◆ **What the task requires**:
Repeat all the records exactly, omitting pictures.

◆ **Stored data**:
* * * * *
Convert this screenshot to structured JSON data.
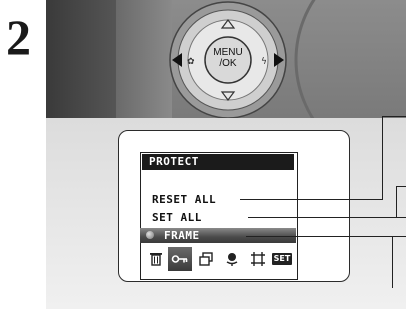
{
  "step_number": "2",
  "dpad": {
    "center_label_line1": "MENU",
    "center_label_line2": "/OK"
  },
  "menu": {
    "title": "PROTECT",
    "items": [
      {
        "label": "RESET ALL"
      },
      {
        "label": "SET ALL"
      },
      {
        "label": "FRAME",
        "selected": true
      }
    ]
  },
  "icon_bar": [
    {
      "icon": "trash-icon"
    },
    {
      "icon": "key-icon",
      "selected": true
    },
    {
      "icon": "copy-icon"
    },
    {
      "icon": "microphone-icon"
    },
    {
      "icon": "trim-icon"
    },
    {
      "icon": "set-icon",
      "label": "SET"
    }
  ],
  "colors": {
    "menu_title_bg": "#1b1b1b",
    "selection_bar": "#4a4a4a"
  }
}
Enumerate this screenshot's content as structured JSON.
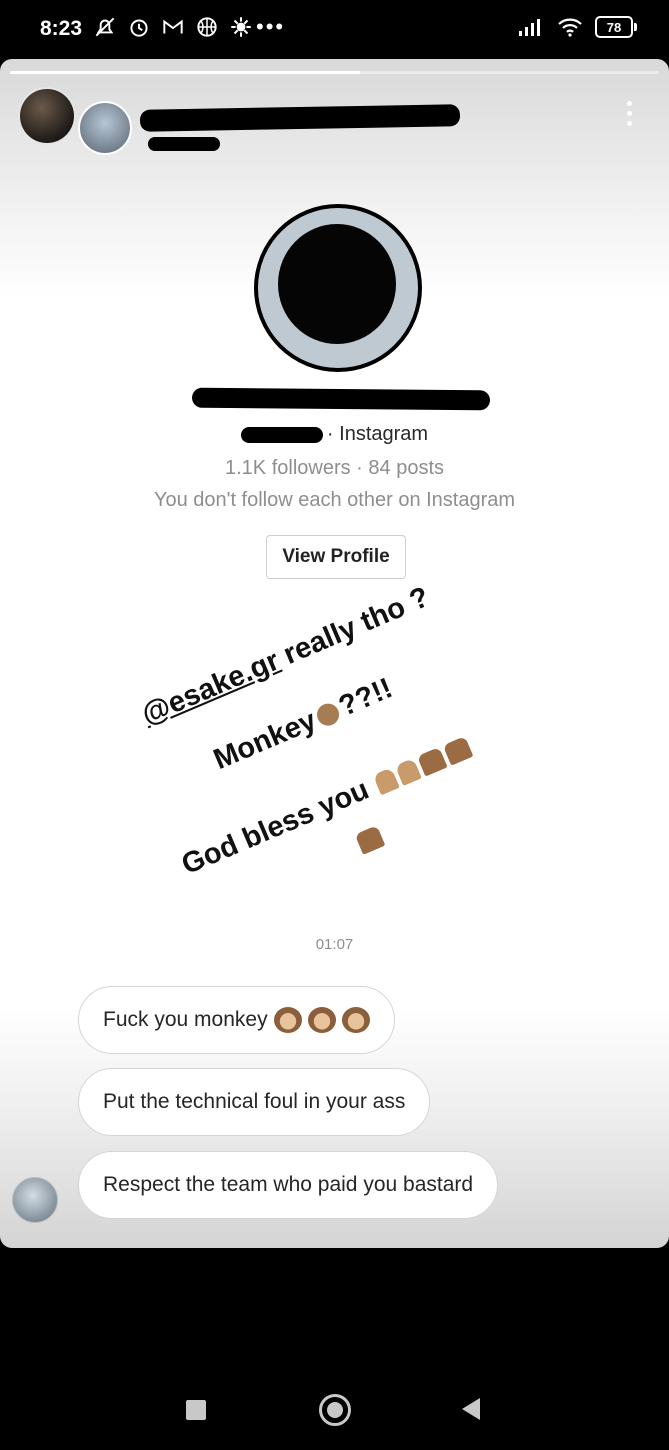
{
  "status_bar": {
    "time": "8:23",
    "overflow": "•••",
    "battery": "78",
    "icons": [
      "muted-bell-icon",
      "alarm-icon",
      "gmail-icon",
      "basketball-icon",
      "settings-gear-icon",
      "signal-icon",
      "wifi-icon",
      "battery-icon"
    ]
  },
  "story": {
    "progress": 0.54,
    "menu_icon": "more-vertical-icon"
  },
  "shared_profile": {
    "platform": "· Instagram",
    "stats": "1.1K followers · 84 posts",
    "follow_status": "You don't follow each other on Instagram",
    "view_profile_label": "View Profile"
  },
  "story_text": {
    "mention": "@esake.gr",
    "line1_rest": " really tho ?",
    "line2_word": "Monkey",
    "line2_end": "??!!",
    "line3": "God bless you"
  },
  "conversation": {
    "timestamp": "01:07",
    "messages": [
      "Fuck you monkey",
      "Put the technical foul in your ass",
      "Respect the team who paid you bastard"
    ]
  },
  "nav_bar": {
    "icons": [
      "recents-square-icon",
      "home-circle-icon",
      "back-triangle-icon"
    ]
  }
}
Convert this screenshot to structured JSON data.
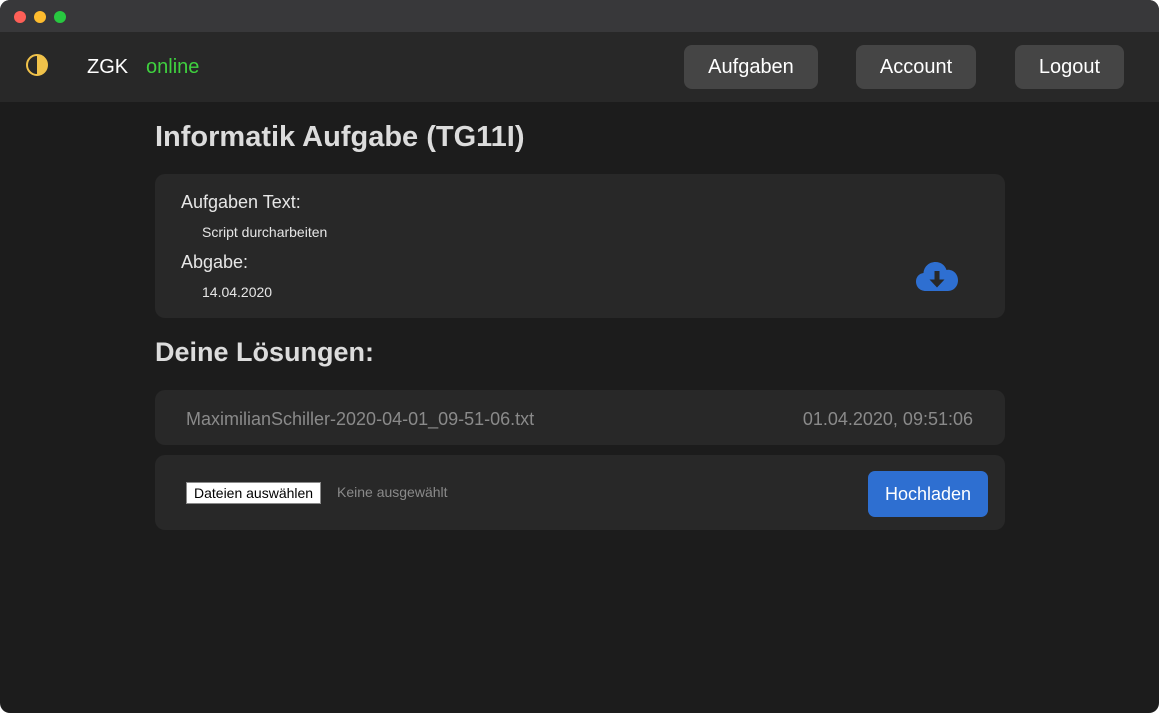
{
  "window": {
    "controls": [
      "close",
      "minimize",
      "maximize"
    ]
  },
  "navbar": {
    "theme_icon": "half-circle-contrast-icon",
    "brand": "ZGK",
    "status": "online",
    "status_color": "#3fd13f",
    "buttons": {
      "tasks": "Aufgaben",
      "account": "Account",
      "logout": "Logout"
    }
  },
  "task": {
    "title": "Informatik Aufgabe (TG11I)",
    "text_label": "Aufgaben Text:",
    "text_value": "Script durcharbeiten",
    "due_label": "Abgabe:",
    "due_value": "14.04.2020",
    "download_icon": "cloud-download-icon",
    "accent_color": "#2e6fd1"
  },
  "solutions": {
    "title": "Deine Lösungen:",
    "files": [
      {
        "name": "MaximilianSchiller-2020-04-01_09-51-06.txt",
        "date": "01.04.2020, 09:51:06"
      }
    ]
  },
  "upload": {
    "choose_label": "Dateien auswählen",
    "no_file_text": "Keine ausgewählt",
    "submit_label": "Hochladen"
  }
}
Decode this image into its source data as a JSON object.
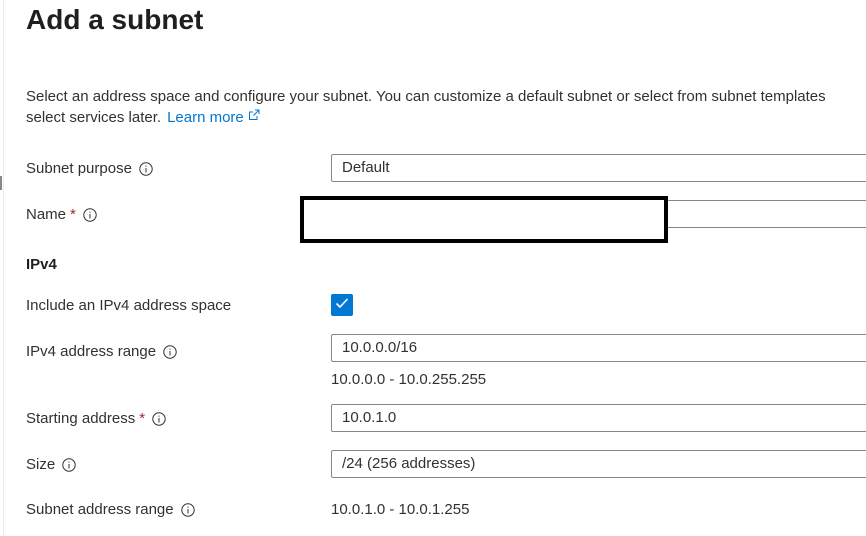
{
  "page": {
    "title": "Add a subnet",
    "description_line1": "Select an address space and configure your subnet. You can customize a default subnet or select from subnet templates",
    "description_line2": "select services later.",
    "learn_more": "Learn more"
  },
  "form": {
    "subnet_purpose": {
      "label": "Subnet purpose",
      "value": "Default"
    },
    "name": {
      "label": "Name",
      "required_mark": "*",
      "value": ""
    },
    "ipv4_section": "IPv4",
    "include_ipv4": {
      "label": "Include an IPv4 address space",
      "checked": true
    },
    "ipv4_range": {
      "label": "IPv4 address range",
      "value": "10.0.0.0/16",
      "hint": "10.0.0.0 - 10.0.255.255"
    },
    "starting_address": {
      "label": "Starting address",
      "required_mark": "*",
      "value": "10.0.1.0"
    },
    "size": {
      "label": "Size",
      "value": "/24 (256 addresses)"
    },
    "subnet_range": {
      "label": "Subnet address range",
      "value": "10.0.1.0 - 10.0.1.255"
    }
  },
  "colors": {
    "accent": "#0078d4",
    "required": "#a4262c",
    "text": "#323130",
    "border": "#8a8886"
  },
  "icons": {
    "info": "info-circle-icon",
    "external": "external-link-icon",
    "check": "checkmark-icon"
  }
}
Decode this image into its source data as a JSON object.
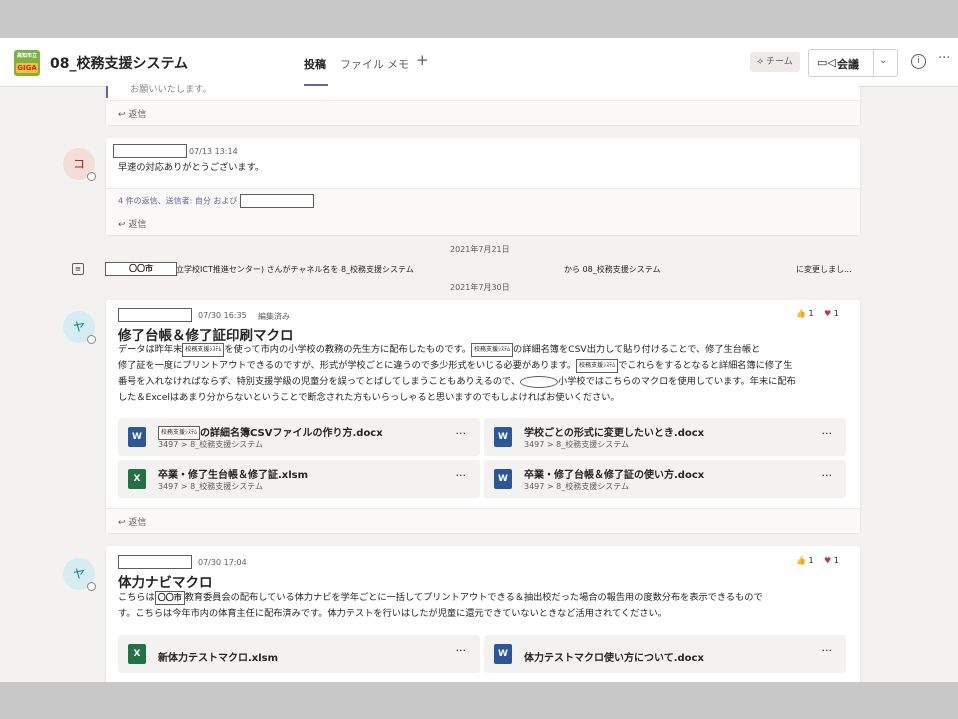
{
  "header": {
    "team_logo_top": "高知市立",
    "team_logo_bottom": "GIGA",
    "channel_title": "08_校務支援システム",
    "tabs": [
      "投稿",
      "ファイル",
      "メモ"
    ],
    "team_button": "チーム",
    "meet_button": "会議"
  },
  "posts": {
    "prev_tail": {
      "text": "お願いいたします。",
      "reply": "返信"
    },
    "thanks": {
      "avatar": "コ",
      "timestamp": "07/13 13:14",
      "text": "早速の対応ありがとうございます。",
      "replies_summary": "4 件の返信、送信者: 自分 および",
      "reply": "返信"
    },
    "date1": "2021年7月21日",
    "system": {
      "city": "〇〇市",
      "text1": "立学校ICT推進センター) さんがチャネル名を 8_校務支援システム",
      "text2": "から 08_校務支援システム",
      "text3": "に変更しまし..."
    },
    "date2": "2021年7月30日",
    "post1": {
      "avatar": "ヤ",
      "timestamp": "07/30 16:35",
      "edited": "編集済み",
      "title": "修了台帳＆修了証印刷マクロ",
      "tag": "校務支援ｼｽﾃﾑ",
      "line1a": "データは昨年末",
      "line1b": "を使って市内の小学校の教務の先生方に配布したものです。",
      "line1c": "の詳細名簿をCSV出力して貼り付けることで、修了生台帳と",
      "line2a": "修了証を一度にプリントアウトできるのですが、形式が学校ごとに違うので多少形式をいじる必要があります。",
      "line2b": "でこれらをするとなると詳細名簿に修了生",
      "line3a": "番号を入れなければならず、特別支援学級の児童分を誤ってとばしてしまうこともありえるので、",
      "line3b": "小学校ではこちらのマクロを使用しています。年末に配布",
      "line4": "した＆Excelはあまり分からないということで断念された方もいらっしゃると思いますのでもしよければお使いください。",
      "like_count": "1",
      "heart_count": "1",
      "files": [
        {
          "name": "の詳細名簿CSVファイルの作り方.docx",
          "path": "3497 > 8_校務支援システム",
          "type": "word"
        },
        {
          "name": "学校ごとの形式に変更したいとき.docx",
          "path": "3497 > 8_校務支援システム",
          "type": "word"
        },
        {
          "name": "卒業・修了生台帳＆修了証.xlsm",
          "path": "3497 > 8_校務支援システム",
          "type": "excel"
        },
        {
          "name": "卒業・修了台帳＆修了証の使い方.docx",
          "path": "3497 > 8_校務支援システム",
          "type": "word"
        }
      ],
      "reply": "返信"
    },
    "post2": {
      "avatar": "ヤ",
      "timestamp": "07/30 17:04",
      "title": "体力ナビマクロ",
      "city": "〇〇市",
      "line1a": "こちらは",
      "line1b": "教育委員会の配布している体力ナビを学年ごとに一括してプリントアウトできる＆抽出校だった場合の報告用の度数分布を表示できるもので",
      "line2": "す。こちらは今年市内の体育主任に配布済みです。体力テストを行いはしたが児童に還元できていないときなど活用されてください。",
      "like_count": "1",
      "heart_count": "1",
      "files": [
        {
          "name": "新体力テストマクロ.xlsm",
          "type": "excel"
        },
        {
          "name": "体力テストマクロ使い方について.docx",
          "type": "word"
        }
      ]
    }
  },
  "colors": {
    "accent": "#6264a7",
    "word": "#2b579a",
    "excel": "#217346"
  }
}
* * * * *
◆ **Expected output**:
Convert this screenshot to structured JSON data.
{
  "step_number": "2",
  "dpad": {
    "center_label_line1": "MENU",
    "center_label_line2": "/OK"
  },
  "menu": {
    "title": "PROTECT",
    "items": [
      {
        "label": "RESET ALL"
      },
      {
        "label": "SET ALL"
      },
      {
        "label": "FRAME",
        "selected": true
      }
    ]
  },
  "icon_bar": [
    {
      "icon": "trash-icon"
    },
    {
      "icon": "key-icon",
      "selected": true
    },
    {
      "icon": "copy-icon"
    },
    {
      "icon": "microphone-icon"
    },
    {
      "icon": "trim-icon"
    },
    {
      "icon": "set-icon",
      "label": "SET"
    }
  ],
  "colors": {
    "menu_title_bg": "#1b1b1b",
    "selection_bar": "#4a4a4a"
  }
}
Enumerate this screenshot's content as structured JSON.
{
  "status_bar": {
    "time": "8:23",
    "overflow": "•••",
    "battery": "78",
    "icons": [
      "muted-bell-icon",
      "alarm-icon",
      "gmail-icon",
      "basketball-icon",
      "settings-gear-icon",
      "signal-icon",
      "wifi-icon",
      "battery-icon"
    ]
  },
  "story": {
    "progress": 0.54,
    "menu_icon": "more-vertical-icon"
  },
  "shared_profile": {
    "platform": "· Instagram",
    "stats": "1.1K followers · 84 posts",
    "follow_status": "You don't follow each other on Instagram",
    "view_profile_label": "View Profile"
  },
  "story_text": {
    "mention": "@esake.gr",
    "line1_rest": " really tho ?",
    "line2_word": "Monkey",
    "line2_end": "??!!",
    "line3": "God bless you"
  },
  "conversation": {
    "timestamp": "01:07",
    "messages": [
      "Fuck you monkey",
      "Put the technical foul in your ass",
      "Respect the team who paid you bastard"
    ]
  },
  "nav_bar": {
    "icons": [
      "recents-square-icon",
      "home-circle-icon",
      "back-triangle-icon"
    ]
  }
}
Convert this screenshot to structured JSON data.
{
  "window": {
    "controls": [
      "close",
      "minimize",
      "maximize"
    ]
  },
  "navbar": {
    "theme_icon": "half-circle-contrast-icon",
    "brand": "ZGK",
    "status": "online",
    "status_color": "#3fd13f",
    "buttons": {
      "tasks": "Aufgaben",
      "account": "Account",
      "logout": "Logout"
    }
  },
  "task": {
    "title": "Informatik Aufgabe (TG11I)",
    "text_label": "Aufgaben Text:",
    "text_value": "Script durcharbeiten",
    "due_label": "Abgabe:",
    "due_value": "14.04.2020",
    "download_icon": "cloud-download-icon",
    "accent_color": "#2e6fd1"
  },
  "solutions": {
    "title": "Deine Lösungen:",
    "files": [
      {
        "name": "MaximilianSchiller-2020-04-01_09-51-06.txt",
        "date": "01.04.2020, 09:51:06"
      }
    ]
  },
  "upload": {
    "choose_label": "Dateien auswählen",
    "no_file_text": "Keine ausgewählt",
    "submit_label": "Hochladen"
  }
}
Decode this image into its source data as a JSON object.
{
  "page": {
    "title": "Add a subnet",
    "description_line1": "Select an address space and configure your subnet. You can customize a default subnet or select from subnet templates",
    "description_line2": "select services later.",
    "learn_more": "Learn more"
  },
  "form": {
    "subnet_purpose": {
      "label": "Subnet purpose",
      "value": "Default"
    },
    "name": {
      "label": "Name",
      "required_mark": "*",
      "value": ""
    },
    "ipv4_section": "IPv4",
    "include_ipv4": {
      "label": "Include an IPv4 address space",
      "checked": true
    },
    "ipv4_range": {
      "label": "IPv4 address range",
      "value": "10.0.0.0/16",
      "hint": "10.0.0.0 - 10.0.255.255"
    },
    "starting_address": {
      "label": "Starting address",
      "required_mark": "*",
      "value": "10.0.1.0"
    },
    "size": {
      "label": "Size",
      "value": "/24 (256 addresses)"
    },
    "subnet_range": {
      "label": "Subnet address range",
      "value": "10.0.1.0 - 10.0.1.255"
    }
  },
  "colors": {
    "accent": "#0078d4",
    "required": "#a4262c",
    "text": "#323130",
    "border": "#8a8886"
  },
  "icons": {
    "info": "info-circle-icon",
    "external": "external-link-icon",
    "check": "checkmark-icon"
  }
}
Decode this image into its source data as a JSON object.
{
  "header": {
    "team_logo_top": "高知市立",
    "team_logo_bottom": "GIGA",
    "channel_title": "08_校務支援システム",
    "tabs": [
      "投稿",
      "ファイル",
      "メモ"
    ],
    "team_button": "チーム",
    "meet_button": "会議"
  },
  "posts": {
    "prev_tail": {
      "text": "お願いいたします。",
      "reply": "返信"
    },
    "thanks": {
      "avatar": "コ",
      "timestamp": "07/13 13:14",
      "text": "早速の対応ありがとうございます。",
      "replies_summary": "4 件の返信、送信者: 自分 および",
      "reply": "返信"
    },
    "date1": "2021年7月21日",
    "system": {
      "city": "〇〇市",
      "text1": "立学校ICT推進センター) さんがチャネル名を 8_校務支援システム",
      "text2": "から 08_校務支援システム",
      "text3": "に変更しまし..."
    },
    "date2": "2021年7月30日",
    "post1": {
      "avatar": "ヤ",
      "timestamp": "07/30 16:35",
      "edited": "編集済み",
      "title": "修了台帳＆修了証印刷マクロ",
      "tag": "校務支援ｼｽﾃﾑ",
      "line1a": "データは昨年末",
      "line1b": "を使って市内の小学校の教務の先生方に配布したものです。",
      "line1c": "の詳細名簿をCSV出力して貼り付けることで、修了生台帳と",
      "line2a": "修了証を一度にプリントアウトできるのですが、形式が学校ごとに違うので多少形式をいじる必要があります。",
      "line2b": "でこれらをするとなると詳細名簿に修了生",
      "line3a": "番号を入れなければならず、特別支援学級の児童分を誤ってとばしてしまうこともありえるので、",
      "line3b": "小学校ではこちらのマクロを使用しています。年末に配布",
      "line4": "した＆Excelはあまり分からないということで断念された方もいらっしゃると思いますのでもしよければお使いください。",
      "like_count": "1",
      "heart_count": "1",
      "files": [
        {
          "name": "の詳細名簿CSVファイルの作り方.docx",
          "path": "3497 > 8_校務支援システム",
          "type": "word"
        },
        {
          "name": "学校ごとの形式に変更したいとき.docx",
          "path": "3497 > 8_校務支援システム",
          "type": "word"
        },
        {
          "name": "卒業・修了生台帳＆修了証.xlsm",
          "path": "3497 > 8_校務支援システム",
          "type": "excel"
        },
        {
          "name": "卒業・修了台帳＆修了証の使い方.docx",
          "path": "3497 > 8_校務支援システム",
          "type": "word"
        }
      ],
      "reply": "返信"
    },
    "post2": {
      "avatar": "ヤ",
      "timestamp": "07/30 17:04",
      "title": "体力ナビマクロ",
      "city": "〇〇市",
      "line1a": "こちらは",
      "line1b": "教育委員会の配布している体力ナビを学年ごとに一括してプリントアウトできる＆抽出校だった場合の報告用の度数分布を表示できるもので",
      "line2": "す。こちらは今年市内の体育主任に配布済みです。体力テストを行いはしたが児童に還元できていないときなど活用されてください。",
      "like_count": "1",
      "heart_count": "1",
      "files": [
        {
          "name": "新体力テストマクロ.xlsm",
          "type": "excel"
        },
        {
          "name": "体力テストマクロ使い方について.docx",
          "type": "word"
        }
      ]
    }
  },
  "colors": {
    "accent": "#6264a7",
    "word": "#2b579a",
    "excel": "#217346"
  }
}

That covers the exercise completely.